* **Records supplied**:
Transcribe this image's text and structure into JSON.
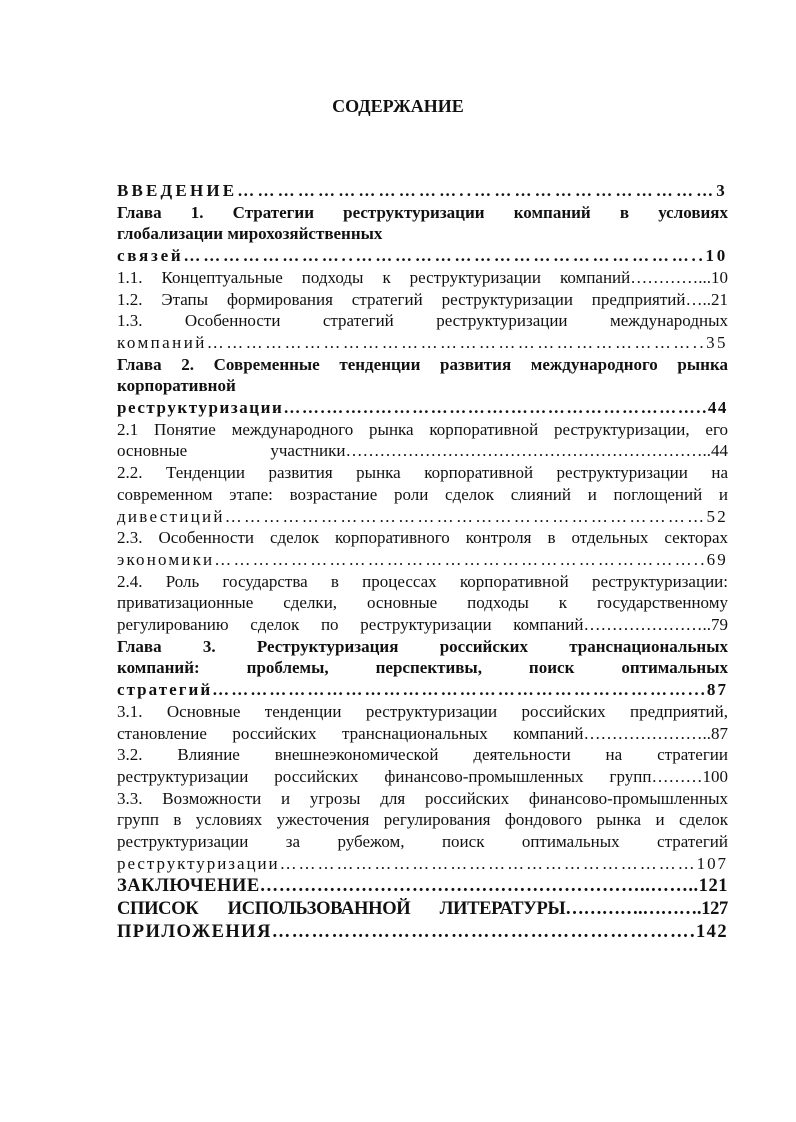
{
  "header": {
    "title": "СОДЕРЖАНИЕ"
  },
  "entries": [
    {
      "bold": true,
      "lines": [
        "ВВЕДЕНИЕ……………………………..………………………………3"
      ]
    },
    {
      "bold": true,
      "lines": [
        "Глава 1. Стратегии реструктуризации компаний в условиях",
        "глобализации мирохозяйственных",
        "связей……………………..……………………………………………..10"
      ]
    },
    {
      "bold": false,
      "lines": [
        "1.1. Концептуальные  подходы к реструктуризации компаний…………...10"
      ]
    },
    {
      "bold": false,
      "lines": [
        "1.2. Этапы формирования стратегий реструктуризации предприятий…..21"
      ]
    },
    {
      "bold": false,
      "lines": [
        "1.3. Особенности стратегий реструктуризации международных",
        "компаний…………………………………………………………………..35"
      ]
    },
    {
      "bold": true,
      "lines": [
        "Глава 2. Современные тенденции развития  международного рынка",
        "корпоративной",
        "реструктуризации…….……..………………….…………………………..44"
      ]
    },
    {
      "bold": false,
      "lines": [
        "2.1 Понятие  международного рынка корпоративной реструктуризации, его",
        "основные участники………………………………………………………..44"
      ]
    },
    {
      "bold": false,
      "lines": [
        "2.2. Тенденции развития рынка корпоративной реструктуризации на",
        "современном этапе: возрастание роли сделок слияний и поглощений и",
        "дивестиций…………………………………………………………………52"
      ]
    },
    {
      "bold": false,
      "lines": [
        "2.3. Особенности сделок корпоративного контроля в отдельных секторах",
        "экономики…………………………………………………………………..69"
      ]
    },
    {
      "bold": false,
      "lines": [
        "2.4. Роль государства в процессах корпоративной реструктуризации:",
        "приватизационные сделки, основные подходы к государственному",
        "регулированию сделок по реструктуризации компаний…………………..79"
      ]
    },
    {
      "bold": true,
      "lines": [
        "Глава 3. Реструктуризация российских транснациональных",
        "компаний: проблемы, перспективы, поиск оптимальных",
        "стратегий…………………………………………………………………...87"
      ]
    },
    {
      "bold": false,
      "lines": [
        "3.1. Основные тенденции реструктуризации российских предприятий,",
        "становление российских транснациональных компаний…………………..87"
      ]
    },
    {
      "bold": false,
      "lines": [
        "3.2. Влияние внешнеэкономической деятельности на стратегии",
        "реструктуризации российских финансово-промышленных групп………100"
      ]
    },
    {
      "bold": false,
      "lines": [
        "3.3. Возможности и угрозы для российских финансово-промышленных",
        "групп в условиях ужесточения регулирования фондового рынка и сделок",
        "реструктуризации за рубежом, поиск оптимальных стратегий",
        "реструктуризации…………………………………………………………107"
      ]
    },
    {
      "bold": true,
      "lines": [
        "ЗАКЛЮЧЕНИЕ……………………………………………………..……..121"
      ]
    },
    {
      "bold": true,
      "lines": [
        "СПИСОК ИСПОЛЬЗОВАННОЙ ЛИТЕРАТУРЫ………….……….127"
      ]
    },
    {
      "bold": true,
      "lines": [
        "ПРИЛОЖЕНИЯ……………………………………………………….142"
      ]
    }
  ]
}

* **Exercise directions**: State how many lines of the listing above hold the word "рынка", with nothing but the number.

* **The answer**: 4